EXTRACTED TEXT |
━━━
RAISING AWARENESS OF WARM AUTOIMMUNE HAEMOLYTIC ANAEMIA
According to Fattizzo, education is key to raising awareness of wAIHA. In the last 5 years, there has been considerable effort made in the scientific and clinical community, such as conducting sessions and scientific workshops on classic haematology, including AIHA, at congresses. Pharmaceutical company-driven investigator meetings, and education initiatives for clinicians, have also helped to educate the clinical community. Fattizzo noted that further effort is needed to raise awareness of wAIHA during medical and healthcare training, and among specialists outside haematology, such as rheumatologists and emergency room (ER) healthcare professionals, to enable them to identify patients with this disease and establish appropriate short-term treatment.
Raising awareness among patients and the public is best achieved through the media, with digital media particularly relevant for young adults. Fattizzo suggested that patients should be informed that research in wAIHA is ongoing, their treatment is based on recommendations from the scientific community, and although this is a rare disease, they are not alone in living with this disorder. Strategies to communicate with patients about wAIHA vary between countries and institutions, with consultants and specialist nurses sharing the responsibility in some countries, such as the UK. Fattizzo noted that written patient information can be difficult for patients to interpret, and this type of communication may worry rather than reassure patients when they see terminology such as ‘mortality’, ‘crisis’, and ‘ER’. Patient advocacy groups and patient associations have a valuable role in digesting medical information about wAIHA and translating it into easily understandable language for the patient.
FUTURE MANAGEMENT OF WARM AUTOIMMUNE HAEMOLYTIC ANAEMIA AND CONCLUSIONS
Fattizzo emphasised the need to harness the treatment of patients with wAIHA based on the key pathogenic mechanism in each patient at the specific haemolytic crisis. Strategies include treatments that inhibit B cell production of autoantibodies, controlling the levels of circulating autoantibodies, and boosting the bone marrow compensatory response with erythropoietin. Tailoring
these treatments for each patient will enable a more individualised, precision medicine approach.
According to Fattizzo, a key goal for future clinical research is to establish whether there is a more effective drug than rituximab for the treatment of wAIHA, particularly in terms of relapse-free survival, and whether BTK inhibitors are a potentially suitable oral substitute for rituximab. A further aim is to understand whether modulating B cell activity with drugs such as ianalumab, povetacicept, or obexelimab, rather than B cell depletion with rituximab, is effective in the treatment of wAIHA.
The role of the FcRn inhibitor nipocalimab in the treatment of wAIHA is also of interest, in the context of the safety, tolerability, and efficacy, shown in patients with myasthenia gravis,34,35 rheumatoid arthritis,36 Sjögren’s disease,37 and haemolytic disease of the fetus and newborn.38 Fattizzo would like to see this drug available as first- or later-line treatment for patients with wAIHA. Finally, Fattizzo hopes to see the development of more potent and durable B cell inhibitors than currently available, and research to investigate whether T cells have a role in wAIHA.
━━━
ENTRIES SUPPLIED |
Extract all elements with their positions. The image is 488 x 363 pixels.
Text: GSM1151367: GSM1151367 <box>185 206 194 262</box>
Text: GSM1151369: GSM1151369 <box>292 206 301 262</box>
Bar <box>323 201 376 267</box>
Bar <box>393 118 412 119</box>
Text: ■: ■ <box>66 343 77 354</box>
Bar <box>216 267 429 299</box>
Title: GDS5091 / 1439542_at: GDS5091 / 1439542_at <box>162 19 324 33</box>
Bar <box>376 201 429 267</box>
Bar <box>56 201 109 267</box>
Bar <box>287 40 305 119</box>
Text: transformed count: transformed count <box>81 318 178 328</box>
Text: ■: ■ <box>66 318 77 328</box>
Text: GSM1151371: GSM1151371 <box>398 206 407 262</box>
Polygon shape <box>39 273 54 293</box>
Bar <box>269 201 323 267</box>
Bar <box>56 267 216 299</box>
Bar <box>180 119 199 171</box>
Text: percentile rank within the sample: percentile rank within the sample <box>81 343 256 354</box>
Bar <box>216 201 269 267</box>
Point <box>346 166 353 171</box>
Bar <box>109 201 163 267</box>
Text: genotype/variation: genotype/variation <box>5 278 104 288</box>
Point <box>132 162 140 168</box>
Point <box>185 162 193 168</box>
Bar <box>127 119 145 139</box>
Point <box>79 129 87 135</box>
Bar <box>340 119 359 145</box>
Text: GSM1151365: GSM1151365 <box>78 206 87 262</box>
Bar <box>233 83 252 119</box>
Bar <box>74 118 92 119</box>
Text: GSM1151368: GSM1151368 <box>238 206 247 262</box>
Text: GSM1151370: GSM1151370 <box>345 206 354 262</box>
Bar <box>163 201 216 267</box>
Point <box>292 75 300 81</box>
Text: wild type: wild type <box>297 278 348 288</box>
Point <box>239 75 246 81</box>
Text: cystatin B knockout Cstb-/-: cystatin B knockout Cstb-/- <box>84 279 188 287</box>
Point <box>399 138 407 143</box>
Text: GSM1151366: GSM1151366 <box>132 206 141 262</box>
━━━
WHAT TO WORK ON |
- A) According to the wAIHA text, which country is an example of consultants and specialist nurses sharing responsibility for communicating with patients?
- B) Return the wAIHA text from "According to Fattizzo, a" to "treatment of wAIHA.".
The lines come from a different source than the wAIHA text.

ANSWERS FOR THIS EXERCISE |
- A) The UK

- B)
According to Fattizzo, a key goal for future clinical research is to establish whether there is a more effective drug than rituximab for the treatment of wAIHA, particularly in terms of relapse-free survival, and whether BTK inhibitors are a potentially suitable oral substitute for rituximab. A further aim is to understand whether modulating B cell activity with drugs such as ianalumab, povetacicept, or obexelimab, rather than B cell depletion with rituximab, is effective in the treatment of wAIHA.